Set out each line from the following listing that includes the word "standard".
----- ENTRIES PROVIDED -----
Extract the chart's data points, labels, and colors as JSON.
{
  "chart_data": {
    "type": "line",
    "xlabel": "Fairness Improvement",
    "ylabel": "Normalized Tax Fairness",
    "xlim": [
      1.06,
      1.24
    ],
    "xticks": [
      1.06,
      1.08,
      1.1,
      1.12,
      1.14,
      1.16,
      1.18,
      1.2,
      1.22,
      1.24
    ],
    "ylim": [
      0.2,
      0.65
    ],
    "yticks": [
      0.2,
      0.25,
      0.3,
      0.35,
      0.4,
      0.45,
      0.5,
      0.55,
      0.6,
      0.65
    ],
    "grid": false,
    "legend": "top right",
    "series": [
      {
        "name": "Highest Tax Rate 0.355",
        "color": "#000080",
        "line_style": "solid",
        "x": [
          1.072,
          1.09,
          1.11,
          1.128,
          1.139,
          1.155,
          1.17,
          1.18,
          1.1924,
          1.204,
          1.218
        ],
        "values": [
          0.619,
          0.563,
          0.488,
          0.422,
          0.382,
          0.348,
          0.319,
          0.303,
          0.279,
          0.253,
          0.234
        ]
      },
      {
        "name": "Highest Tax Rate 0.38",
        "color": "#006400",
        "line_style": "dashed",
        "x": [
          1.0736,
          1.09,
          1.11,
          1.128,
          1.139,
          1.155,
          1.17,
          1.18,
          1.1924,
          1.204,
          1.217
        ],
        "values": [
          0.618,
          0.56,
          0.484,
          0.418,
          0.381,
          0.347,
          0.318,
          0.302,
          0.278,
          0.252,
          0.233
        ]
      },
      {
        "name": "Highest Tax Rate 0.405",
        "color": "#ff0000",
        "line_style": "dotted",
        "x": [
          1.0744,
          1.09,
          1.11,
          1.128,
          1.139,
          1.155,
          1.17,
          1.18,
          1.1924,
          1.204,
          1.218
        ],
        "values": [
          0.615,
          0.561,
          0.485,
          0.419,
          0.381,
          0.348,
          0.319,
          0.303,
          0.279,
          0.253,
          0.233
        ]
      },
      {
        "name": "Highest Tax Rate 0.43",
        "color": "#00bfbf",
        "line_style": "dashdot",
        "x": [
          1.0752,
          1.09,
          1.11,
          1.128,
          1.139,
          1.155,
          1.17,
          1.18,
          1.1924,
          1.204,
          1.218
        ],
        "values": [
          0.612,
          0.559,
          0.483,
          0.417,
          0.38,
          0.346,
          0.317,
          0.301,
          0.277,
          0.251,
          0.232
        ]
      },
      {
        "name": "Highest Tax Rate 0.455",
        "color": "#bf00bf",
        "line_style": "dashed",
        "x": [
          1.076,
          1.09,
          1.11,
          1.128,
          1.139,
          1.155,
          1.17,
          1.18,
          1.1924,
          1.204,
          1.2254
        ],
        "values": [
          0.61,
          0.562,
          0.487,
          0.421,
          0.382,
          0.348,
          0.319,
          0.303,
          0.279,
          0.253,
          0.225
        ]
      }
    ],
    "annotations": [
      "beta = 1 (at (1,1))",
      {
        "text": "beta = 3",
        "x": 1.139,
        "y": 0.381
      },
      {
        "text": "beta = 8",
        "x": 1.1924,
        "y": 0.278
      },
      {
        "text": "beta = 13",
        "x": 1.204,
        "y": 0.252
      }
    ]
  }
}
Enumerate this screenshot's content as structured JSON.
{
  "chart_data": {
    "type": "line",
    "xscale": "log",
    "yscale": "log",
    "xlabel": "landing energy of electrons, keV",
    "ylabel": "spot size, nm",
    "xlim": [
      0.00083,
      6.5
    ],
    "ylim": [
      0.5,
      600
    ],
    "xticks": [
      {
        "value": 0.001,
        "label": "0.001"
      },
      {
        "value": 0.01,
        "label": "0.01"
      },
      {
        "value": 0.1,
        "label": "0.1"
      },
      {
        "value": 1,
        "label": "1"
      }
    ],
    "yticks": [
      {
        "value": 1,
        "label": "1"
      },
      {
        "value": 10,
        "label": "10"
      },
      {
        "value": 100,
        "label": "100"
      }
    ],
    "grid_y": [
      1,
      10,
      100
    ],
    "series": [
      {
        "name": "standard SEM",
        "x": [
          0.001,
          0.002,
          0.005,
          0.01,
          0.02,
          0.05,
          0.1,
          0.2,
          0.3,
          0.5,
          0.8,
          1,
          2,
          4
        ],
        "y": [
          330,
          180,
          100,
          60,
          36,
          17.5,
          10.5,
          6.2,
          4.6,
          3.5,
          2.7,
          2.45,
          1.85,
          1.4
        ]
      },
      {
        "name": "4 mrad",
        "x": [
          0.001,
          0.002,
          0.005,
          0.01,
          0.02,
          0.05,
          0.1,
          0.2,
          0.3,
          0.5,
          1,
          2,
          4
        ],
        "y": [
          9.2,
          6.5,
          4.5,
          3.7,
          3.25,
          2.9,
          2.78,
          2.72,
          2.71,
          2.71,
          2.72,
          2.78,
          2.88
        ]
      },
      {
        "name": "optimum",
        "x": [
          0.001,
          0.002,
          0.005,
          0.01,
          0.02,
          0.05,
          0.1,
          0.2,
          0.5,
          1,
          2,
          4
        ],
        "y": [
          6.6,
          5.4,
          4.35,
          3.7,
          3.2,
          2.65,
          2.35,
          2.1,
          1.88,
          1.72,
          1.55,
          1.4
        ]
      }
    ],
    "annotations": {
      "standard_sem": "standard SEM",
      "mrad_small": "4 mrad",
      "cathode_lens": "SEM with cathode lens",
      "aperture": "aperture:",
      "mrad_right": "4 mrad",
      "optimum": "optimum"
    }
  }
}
-----
RESPONSE:
        "name": "standard SEM",
      "standard_sem": "standard SEM",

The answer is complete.